Entries shown:
# # # # # # #
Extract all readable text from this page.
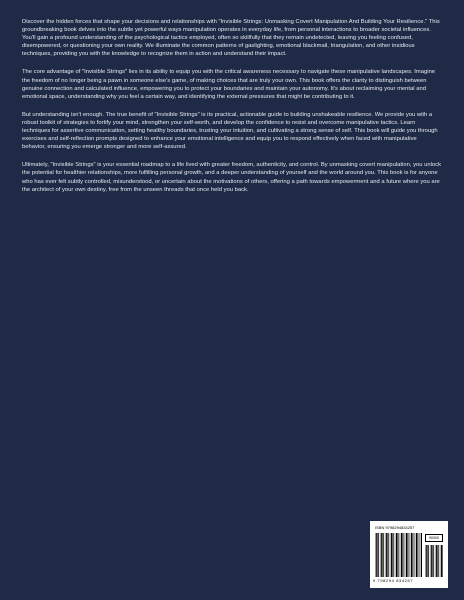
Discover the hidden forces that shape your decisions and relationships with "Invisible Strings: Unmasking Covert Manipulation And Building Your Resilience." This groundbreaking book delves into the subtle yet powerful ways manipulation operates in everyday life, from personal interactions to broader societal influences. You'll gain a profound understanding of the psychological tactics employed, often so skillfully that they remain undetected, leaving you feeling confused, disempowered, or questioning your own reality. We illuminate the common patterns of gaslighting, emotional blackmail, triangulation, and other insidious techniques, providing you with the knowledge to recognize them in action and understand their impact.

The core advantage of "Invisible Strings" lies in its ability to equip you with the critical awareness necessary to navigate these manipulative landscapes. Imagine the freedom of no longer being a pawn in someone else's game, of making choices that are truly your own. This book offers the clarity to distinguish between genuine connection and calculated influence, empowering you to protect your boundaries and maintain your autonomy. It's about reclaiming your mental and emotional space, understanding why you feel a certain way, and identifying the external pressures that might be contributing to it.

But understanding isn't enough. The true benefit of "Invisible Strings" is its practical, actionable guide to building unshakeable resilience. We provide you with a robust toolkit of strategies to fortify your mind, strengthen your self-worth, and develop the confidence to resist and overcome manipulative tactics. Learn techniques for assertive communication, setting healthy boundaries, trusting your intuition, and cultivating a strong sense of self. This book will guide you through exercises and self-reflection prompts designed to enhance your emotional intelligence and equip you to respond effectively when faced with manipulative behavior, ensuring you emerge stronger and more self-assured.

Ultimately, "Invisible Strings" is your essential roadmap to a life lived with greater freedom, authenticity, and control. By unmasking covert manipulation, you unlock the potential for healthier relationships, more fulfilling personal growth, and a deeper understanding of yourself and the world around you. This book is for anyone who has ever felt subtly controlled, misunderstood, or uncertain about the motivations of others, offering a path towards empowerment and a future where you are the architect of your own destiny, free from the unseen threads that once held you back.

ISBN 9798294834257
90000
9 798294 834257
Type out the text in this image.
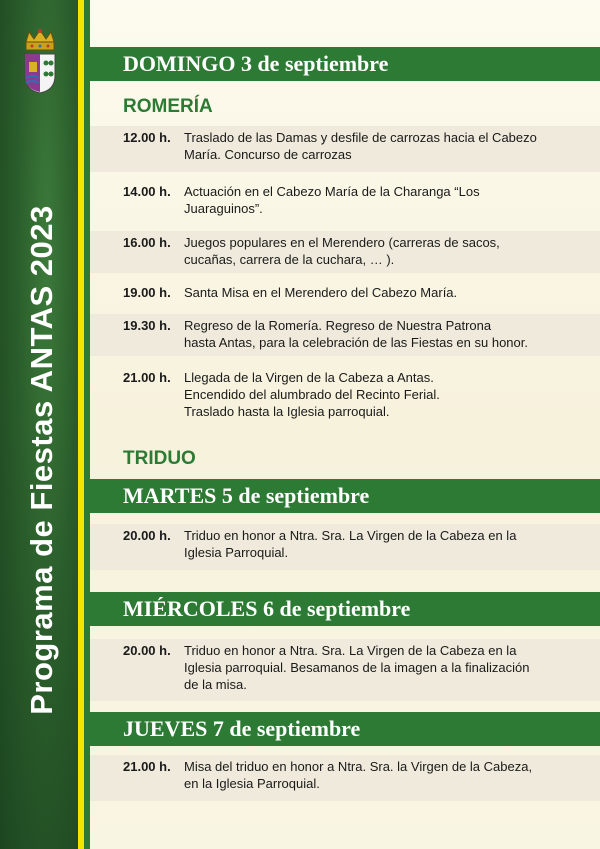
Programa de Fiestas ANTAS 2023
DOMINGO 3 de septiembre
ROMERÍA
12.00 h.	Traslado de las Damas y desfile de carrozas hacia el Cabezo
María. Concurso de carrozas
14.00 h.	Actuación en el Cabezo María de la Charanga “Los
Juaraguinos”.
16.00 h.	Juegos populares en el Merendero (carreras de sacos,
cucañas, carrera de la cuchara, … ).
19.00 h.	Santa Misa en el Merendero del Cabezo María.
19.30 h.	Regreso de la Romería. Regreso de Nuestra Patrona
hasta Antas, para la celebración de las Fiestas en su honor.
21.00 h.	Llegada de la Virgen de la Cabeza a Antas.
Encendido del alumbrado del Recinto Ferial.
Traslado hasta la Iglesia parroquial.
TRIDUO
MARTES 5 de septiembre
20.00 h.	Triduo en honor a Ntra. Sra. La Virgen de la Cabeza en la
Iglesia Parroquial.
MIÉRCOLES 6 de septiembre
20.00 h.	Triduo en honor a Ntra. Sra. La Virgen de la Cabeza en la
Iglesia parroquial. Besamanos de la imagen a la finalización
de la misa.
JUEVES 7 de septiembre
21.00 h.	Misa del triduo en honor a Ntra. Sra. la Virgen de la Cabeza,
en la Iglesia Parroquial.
# # # # # # #
Find the word "Merendero" in the entries, and copy every line it shows up in.

Reply to the exercise:
16.00 h.	Juegos populares en el Merendero (carreras de sacos,
19.00 h.	Santa Misa en el Merendero del Cabezo María.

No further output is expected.